После выхода из ДЗ снова занялись РЛС. Оказалось, недоохлаждалась станция. Виновата была система охлаждения РЛС. За систему отвечал дирктор самолёта – я. Сам себя под расстрел подставил. Промыли фильтры, заменили охлаждающую жидкость, не спирт, а маслянистую жидкость М-65, стирающую рисунок на пальцах – хоть банки грабь.

В пятницу инженер, на построении эскадрильи, объявил, что личный состав снят с довольствия на ужин, который выдадут сухпаем. От руководства эскадрильи выделено две двадцатилитровых канистры со спиртом на обмыв почти пятёрки за полигон, ужин – туда же. Столы выстроили над керосиновой балкой в Роще. Прошу обратить внимание – Роща с заглавной буквы – имя собственное. Первый раз за общим столом собралась вся эскадрилья и пилоты и техсостав. Из высоких гостей был замкомандира полка по боевой подготовке
п. п-к Полянов, бывший комэск второй эскадрильи.

Тостов было много, было весело, пели песни. Запевалой был Полянов, он обладал сильным и красивым голосом, а мы подпевали, как могли. А могли громко, но может чуть-чуть невпопад. Праздник без песни превратился бы в тривиальную пьянку. В бытность комэском второй, да и сейчас, Полянов настойчиво прибавлял к номеру эскадрильи характеристику – поющая. Конечно, после «В бой идут одни старики…» это было почётно и красиво. К несчастью, после ухода Полянова на повышение, запевал в эскадрилье сильно поубавилось. А прозвище у эскадрильи было – неофициальное – пьяная. Не потому, что пили много. Упаси боже. Не много, как все. Но скажите, много ли ума нужно дать такой титул эскадрилье, если инженер – Трезвых, да ещё механик САУ – Паша Трезвов. После посиделок в Роще ребром стал вопрос, но так для меня и не разрешился. Вторая: поющая или пьяная, или поющая пьяная, или пьяная поющая, или поющая, когда пьяная. Возвращение из Рощи помню смутно. Шёл я уже сильно нетвёрдо и активное участие в моей поддержке принимал почему-то Валера Пухов. Помню, меня это сильно раздражало – я ещё не забыл по чьей вине я заглядывал в дуло автомата с боевыми патронами. В районе склада ГСМ произошёл конфликт с Пуховым, надеюсь, я его ранил не сильно – в таком состоянии, я только себя поранить мог. Проснулся утром. Выходной. Пытаюсь в памяти сложить пазлы. До ГСМ помню – дальше нет. Ощупываю себя. Всё на месте, даже галстук с зажимом. Как пришёл, так и прилёг, на правой руке косточки слегка-слегка сбиты. Лежу в ботинках. В ботинках – это нехорошо. И в роте нехорошо. Я специально написал в «роте», чтобы прицепить армейский анекдот, не авиационный, у нас рот нет, у нас эскадрильи, игра слов не выйдет. А в сухопутных частях получится: Генерал заходит в казарму в расположение роты, за ним семенит старшина роты. Генерал, потягивая носом воздух, спрашивает: «Старшина, а что это в роте так дурно пахнет?» Старшина отвечает: «Товарищ генерал! Правильно говорить не «в роте», а «во рту». Второй анекдот больше гражданский, но с армейским уклоном: Встречаются два профессора – филологии и лингвистики. У филолога два разноцветных фонаря под глазами. Лингвист вопрошает:

– Что это с вами профессор?

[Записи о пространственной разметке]
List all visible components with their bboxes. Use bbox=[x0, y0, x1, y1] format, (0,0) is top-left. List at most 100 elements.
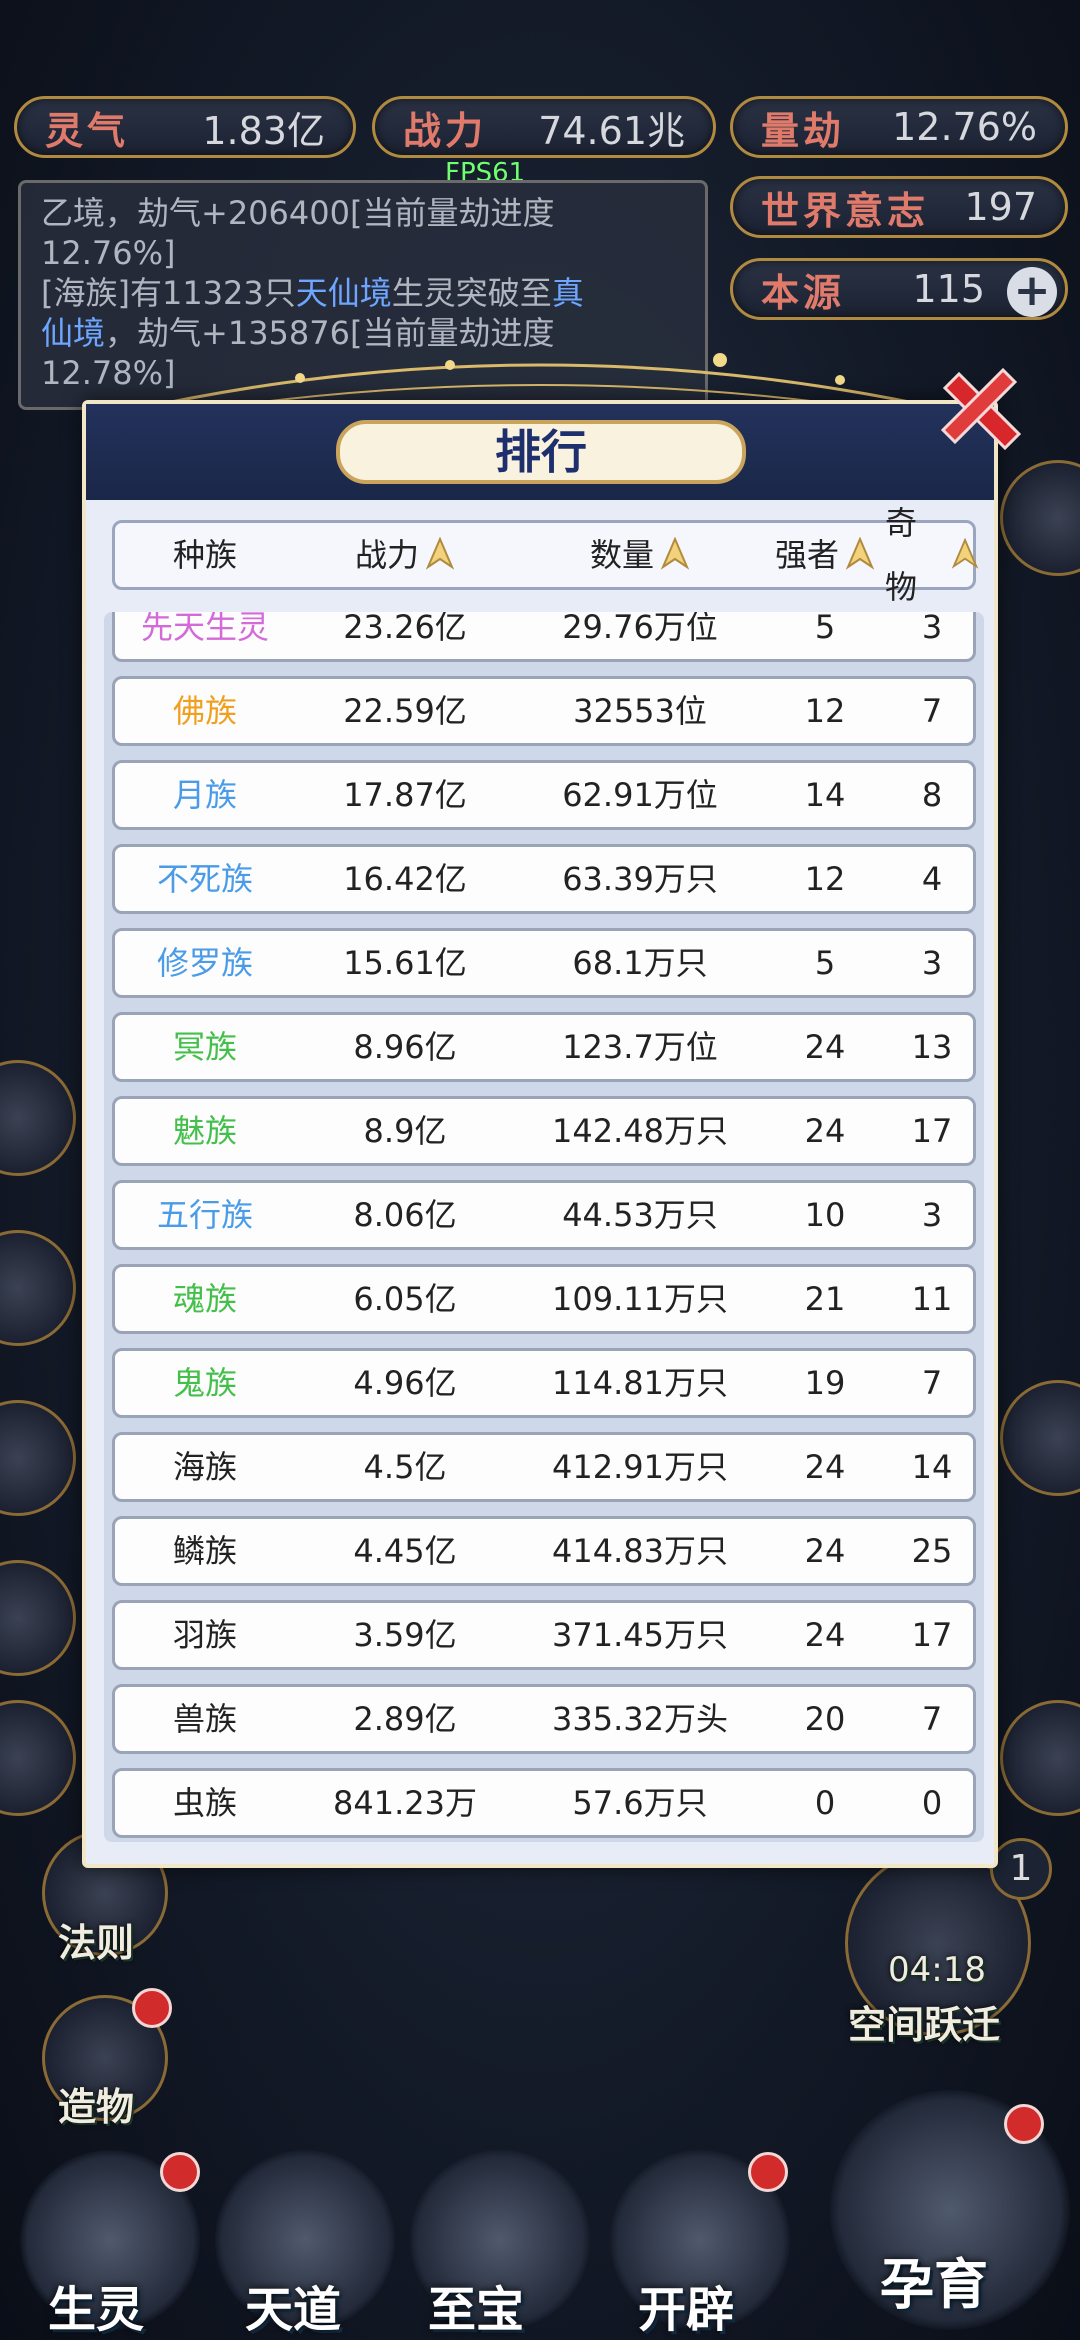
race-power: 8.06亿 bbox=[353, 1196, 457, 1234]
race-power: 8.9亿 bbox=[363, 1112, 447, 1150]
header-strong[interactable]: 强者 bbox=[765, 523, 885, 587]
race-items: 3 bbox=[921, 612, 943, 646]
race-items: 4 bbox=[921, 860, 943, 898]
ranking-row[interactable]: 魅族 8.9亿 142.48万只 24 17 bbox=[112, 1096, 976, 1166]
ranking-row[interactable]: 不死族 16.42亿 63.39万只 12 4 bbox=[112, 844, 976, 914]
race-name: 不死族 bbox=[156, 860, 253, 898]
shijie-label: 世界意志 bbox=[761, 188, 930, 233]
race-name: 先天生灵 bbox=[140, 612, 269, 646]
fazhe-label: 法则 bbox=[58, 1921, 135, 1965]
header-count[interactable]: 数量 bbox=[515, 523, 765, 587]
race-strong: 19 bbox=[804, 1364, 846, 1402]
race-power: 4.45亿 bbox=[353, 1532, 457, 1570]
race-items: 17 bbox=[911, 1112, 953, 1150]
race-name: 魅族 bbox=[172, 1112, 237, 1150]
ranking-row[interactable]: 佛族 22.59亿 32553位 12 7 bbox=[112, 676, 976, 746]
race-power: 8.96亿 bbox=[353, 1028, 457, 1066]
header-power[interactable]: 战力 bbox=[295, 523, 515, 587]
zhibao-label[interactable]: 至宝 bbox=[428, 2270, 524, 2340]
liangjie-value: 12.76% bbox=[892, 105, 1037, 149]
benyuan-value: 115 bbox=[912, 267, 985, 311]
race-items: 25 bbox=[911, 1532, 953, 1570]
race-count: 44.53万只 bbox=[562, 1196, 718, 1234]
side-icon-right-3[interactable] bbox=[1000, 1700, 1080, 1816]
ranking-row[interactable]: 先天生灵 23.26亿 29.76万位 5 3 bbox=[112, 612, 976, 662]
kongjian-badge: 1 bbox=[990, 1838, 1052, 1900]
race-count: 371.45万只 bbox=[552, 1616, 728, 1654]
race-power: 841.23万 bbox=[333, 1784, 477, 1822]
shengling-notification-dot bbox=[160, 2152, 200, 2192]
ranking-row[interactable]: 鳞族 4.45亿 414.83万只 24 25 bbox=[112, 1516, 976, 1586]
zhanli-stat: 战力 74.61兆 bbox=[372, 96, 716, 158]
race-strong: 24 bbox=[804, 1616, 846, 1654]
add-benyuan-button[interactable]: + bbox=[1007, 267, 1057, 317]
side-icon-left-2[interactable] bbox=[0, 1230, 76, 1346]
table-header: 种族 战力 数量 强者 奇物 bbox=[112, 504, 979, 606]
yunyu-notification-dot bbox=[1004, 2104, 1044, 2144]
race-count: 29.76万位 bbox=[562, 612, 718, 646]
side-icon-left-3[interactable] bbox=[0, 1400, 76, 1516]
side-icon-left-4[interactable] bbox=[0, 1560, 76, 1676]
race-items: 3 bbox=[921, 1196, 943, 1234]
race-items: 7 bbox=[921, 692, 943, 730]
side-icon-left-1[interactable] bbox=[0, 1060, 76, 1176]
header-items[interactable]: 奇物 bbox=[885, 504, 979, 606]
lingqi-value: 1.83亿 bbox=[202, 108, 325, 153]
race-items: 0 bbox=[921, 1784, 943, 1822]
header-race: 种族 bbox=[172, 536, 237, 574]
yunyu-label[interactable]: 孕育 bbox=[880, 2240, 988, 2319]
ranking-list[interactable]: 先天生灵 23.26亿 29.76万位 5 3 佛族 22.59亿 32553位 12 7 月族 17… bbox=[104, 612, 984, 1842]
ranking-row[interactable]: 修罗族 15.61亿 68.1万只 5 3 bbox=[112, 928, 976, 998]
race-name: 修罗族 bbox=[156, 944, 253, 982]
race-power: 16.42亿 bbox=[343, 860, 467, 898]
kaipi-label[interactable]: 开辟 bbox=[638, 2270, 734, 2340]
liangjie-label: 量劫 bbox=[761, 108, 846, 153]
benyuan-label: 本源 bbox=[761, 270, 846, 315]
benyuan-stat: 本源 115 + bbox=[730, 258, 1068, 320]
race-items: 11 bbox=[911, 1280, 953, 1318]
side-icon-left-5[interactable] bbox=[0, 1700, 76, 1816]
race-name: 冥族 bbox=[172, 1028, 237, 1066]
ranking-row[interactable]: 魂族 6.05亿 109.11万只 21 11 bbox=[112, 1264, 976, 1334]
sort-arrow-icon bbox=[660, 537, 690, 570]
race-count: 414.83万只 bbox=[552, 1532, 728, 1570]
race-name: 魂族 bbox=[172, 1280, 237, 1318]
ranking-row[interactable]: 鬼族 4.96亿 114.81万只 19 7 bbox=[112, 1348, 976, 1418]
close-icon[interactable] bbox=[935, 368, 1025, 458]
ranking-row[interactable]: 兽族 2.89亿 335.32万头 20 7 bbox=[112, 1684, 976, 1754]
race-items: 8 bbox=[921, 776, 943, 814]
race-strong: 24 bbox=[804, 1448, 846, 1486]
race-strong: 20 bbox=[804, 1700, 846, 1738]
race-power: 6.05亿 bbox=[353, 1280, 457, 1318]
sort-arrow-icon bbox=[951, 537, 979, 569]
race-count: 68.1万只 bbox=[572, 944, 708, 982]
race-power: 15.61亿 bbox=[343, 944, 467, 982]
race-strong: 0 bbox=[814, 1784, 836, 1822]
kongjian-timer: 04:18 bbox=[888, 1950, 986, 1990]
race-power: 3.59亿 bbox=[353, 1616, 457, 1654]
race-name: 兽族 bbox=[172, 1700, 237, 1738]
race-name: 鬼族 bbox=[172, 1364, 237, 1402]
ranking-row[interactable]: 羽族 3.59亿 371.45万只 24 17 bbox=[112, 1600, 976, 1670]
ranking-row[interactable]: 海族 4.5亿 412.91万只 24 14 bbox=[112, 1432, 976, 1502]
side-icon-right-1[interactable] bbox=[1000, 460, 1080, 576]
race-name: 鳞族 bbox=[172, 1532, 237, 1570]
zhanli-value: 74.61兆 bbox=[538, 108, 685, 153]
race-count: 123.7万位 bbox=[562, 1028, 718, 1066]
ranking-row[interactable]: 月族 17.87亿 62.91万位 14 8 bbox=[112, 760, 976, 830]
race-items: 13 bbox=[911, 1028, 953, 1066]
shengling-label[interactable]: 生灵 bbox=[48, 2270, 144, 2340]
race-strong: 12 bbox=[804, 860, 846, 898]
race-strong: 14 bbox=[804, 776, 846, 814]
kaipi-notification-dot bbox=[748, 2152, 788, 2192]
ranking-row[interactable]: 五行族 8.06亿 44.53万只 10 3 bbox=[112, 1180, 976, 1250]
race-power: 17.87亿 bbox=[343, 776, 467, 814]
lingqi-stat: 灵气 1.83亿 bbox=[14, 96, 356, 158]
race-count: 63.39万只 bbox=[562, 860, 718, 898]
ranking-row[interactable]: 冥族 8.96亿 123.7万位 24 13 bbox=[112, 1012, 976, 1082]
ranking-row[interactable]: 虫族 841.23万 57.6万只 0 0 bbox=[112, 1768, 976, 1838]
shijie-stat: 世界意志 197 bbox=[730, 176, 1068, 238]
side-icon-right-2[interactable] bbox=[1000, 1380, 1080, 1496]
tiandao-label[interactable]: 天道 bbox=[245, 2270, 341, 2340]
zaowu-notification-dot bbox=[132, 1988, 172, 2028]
==
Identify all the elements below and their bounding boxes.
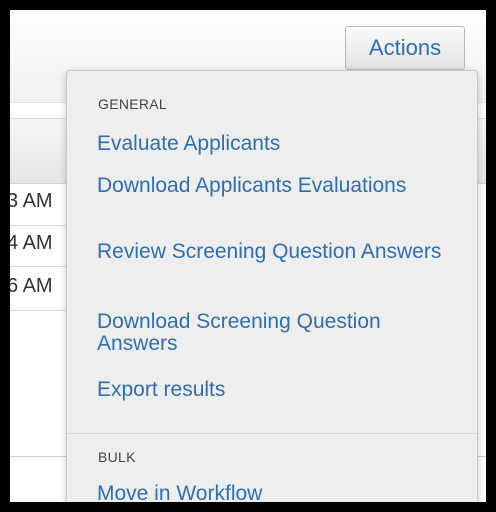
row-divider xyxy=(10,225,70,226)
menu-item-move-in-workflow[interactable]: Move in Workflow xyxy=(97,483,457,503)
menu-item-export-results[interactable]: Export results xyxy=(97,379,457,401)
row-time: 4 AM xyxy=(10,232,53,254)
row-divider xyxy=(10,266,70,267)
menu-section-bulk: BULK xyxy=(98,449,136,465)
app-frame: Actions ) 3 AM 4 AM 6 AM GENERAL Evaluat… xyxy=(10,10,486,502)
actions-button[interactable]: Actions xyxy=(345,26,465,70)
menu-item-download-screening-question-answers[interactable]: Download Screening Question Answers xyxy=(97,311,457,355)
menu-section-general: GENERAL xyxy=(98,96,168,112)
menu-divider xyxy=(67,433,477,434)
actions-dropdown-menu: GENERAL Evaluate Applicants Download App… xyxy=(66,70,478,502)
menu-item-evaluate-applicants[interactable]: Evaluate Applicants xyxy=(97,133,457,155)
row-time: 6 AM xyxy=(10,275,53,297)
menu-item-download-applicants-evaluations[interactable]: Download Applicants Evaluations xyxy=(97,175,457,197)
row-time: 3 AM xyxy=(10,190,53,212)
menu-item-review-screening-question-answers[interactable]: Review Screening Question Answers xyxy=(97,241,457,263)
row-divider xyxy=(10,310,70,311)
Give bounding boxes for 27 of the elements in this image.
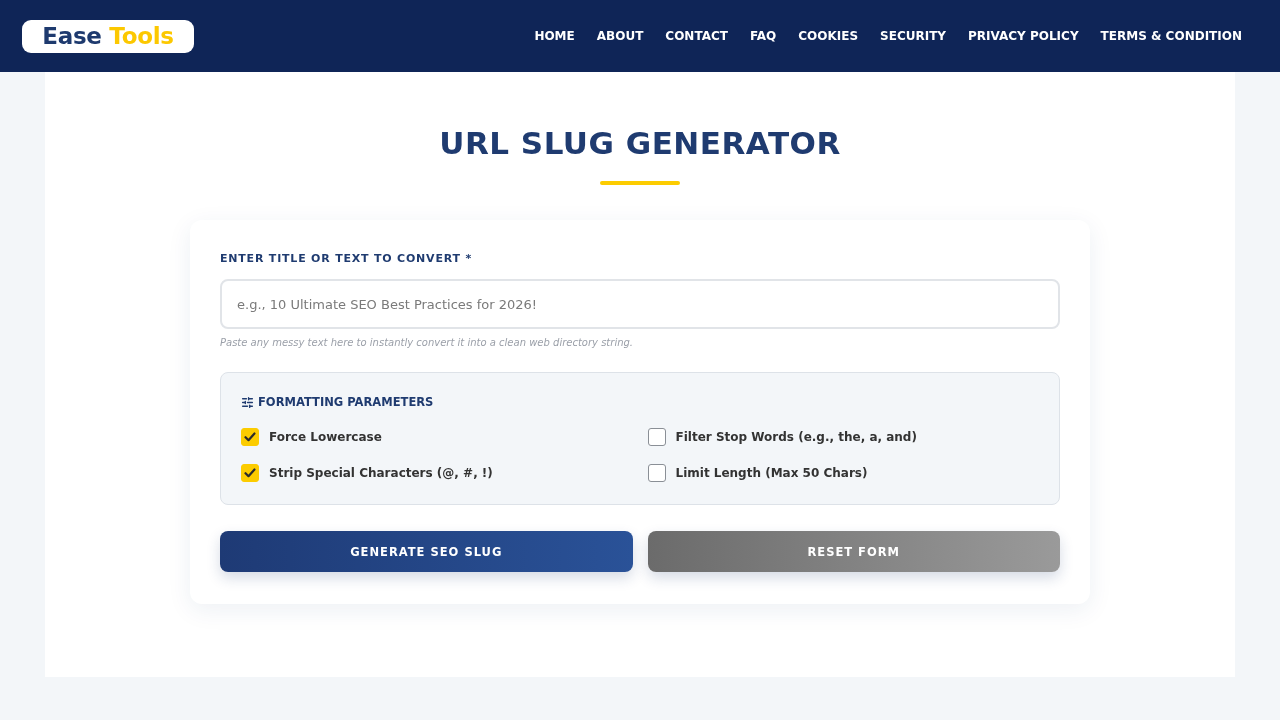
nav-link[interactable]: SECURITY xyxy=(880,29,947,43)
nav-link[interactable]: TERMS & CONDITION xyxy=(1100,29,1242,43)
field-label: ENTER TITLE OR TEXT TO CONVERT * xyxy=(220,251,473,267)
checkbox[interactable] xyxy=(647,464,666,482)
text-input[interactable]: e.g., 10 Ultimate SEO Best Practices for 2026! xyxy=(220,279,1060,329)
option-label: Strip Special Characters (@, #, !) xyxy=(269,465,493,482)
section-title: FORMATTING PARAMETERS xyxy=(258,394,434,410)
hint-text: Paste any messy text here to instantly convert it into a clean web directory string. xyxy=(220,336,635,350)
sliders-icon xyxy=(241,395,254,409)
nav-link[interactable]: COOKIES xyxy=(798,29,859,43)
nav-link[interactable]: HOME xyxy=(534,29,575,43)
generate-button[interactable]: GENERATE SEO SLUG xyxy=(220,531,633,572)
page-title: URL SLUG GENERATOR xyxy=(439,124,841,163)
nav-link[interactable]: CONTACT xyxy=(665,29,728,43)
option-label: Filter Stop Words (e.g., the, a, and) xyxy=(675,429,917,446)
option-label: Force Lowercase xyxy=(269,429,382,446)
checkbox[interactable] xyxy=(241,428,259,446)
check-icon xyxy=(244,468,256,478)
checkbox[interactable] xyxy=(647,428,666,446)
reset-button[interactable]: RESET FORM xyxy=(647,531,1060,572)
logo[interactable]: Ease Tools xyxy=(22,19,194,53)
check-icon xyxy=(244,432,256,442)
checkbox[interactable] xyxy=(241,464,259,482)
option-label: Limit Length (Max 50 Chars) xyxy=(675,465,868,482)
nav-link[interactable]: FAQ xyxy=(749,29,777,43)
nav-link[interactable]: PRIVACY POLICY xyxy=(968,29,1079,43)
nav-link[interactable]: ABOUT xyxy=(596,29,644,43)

Выполните задания —
(A) Ответьте на вопросы по воспоминаниям об эскадрилье:
(i) Какую жидкость залили в систему охлаждения РЛС вместо спирта?
(ii) Кто был запевалой за общим столом в Роще?
(iii) Как звали инженера эскадрильи и механика САУ?
(B) Продолжите воспоминания об эскадрилье, начав сразу после последней реплики.
Эти данные для заданий не нужны.

Ответы по заданиям —
(A)
(i) Маслянистую жидкость М-65.
(ii) Замкомандира полка по боевой подготовке п. п-к Полянов, бывший комэск второй эскадрильи.
(iii) Инженер — Трезвых, механик САУ — Паша Трезвов.

(B)
– Отметил День Воздушно-Десантных Войск (ВДВ).

– Но Вы же не служили в ВДВ.

– Зато сосед служил. Возвращаюсь из университета, а их там с десяток в тельняшках на лестничной клетке курят. Хором зазвали в гости. Налили, выпил, чтоб не конфликтовать. Сижу, слушаю. Говорят о марш-бросках, о прыжках с парашютами, рукопашных боях. Не мои темы. Речь у них не правильная, засорённая нецензурщиной – слух режет. А тут один начал очередной рассказ словами: «Был у меня один член в роте…» Ну, тут я не выдержал и поправил: «Правильно говорить, не в роте, а во рту». Тушите свет.

Только в понедельник выяснилось, что не всё донёс до дома. Кителёк куда-то запропастился. Пришлось на построении изображать моржа. Все в кителях, а я по-летнему в рубашке. С вопросами никто не лез, все меня загорающим в Сары-Шагане видели, когда народ в зимних куртках мёрз. А форму одежды я не нарушил, поскольку определяется она головным убором. Фуражку я не потерял. Три дня я искал китель. Велосипедом объездил всю округу. Понимал, что украсть не могли. В городке у каждого такого добра – хоть отбавляй. На четвёртый день заметил странный след ковша бульдозера от тропинки до свалки. Как следопыт пошёл по следу. Нашёл! Сильно подпачканый, без поплавка, но мой. Постирал. Китель заметно сел. Одеть я его мог, только выдохнув, соответственно, носить мог, только не дыша.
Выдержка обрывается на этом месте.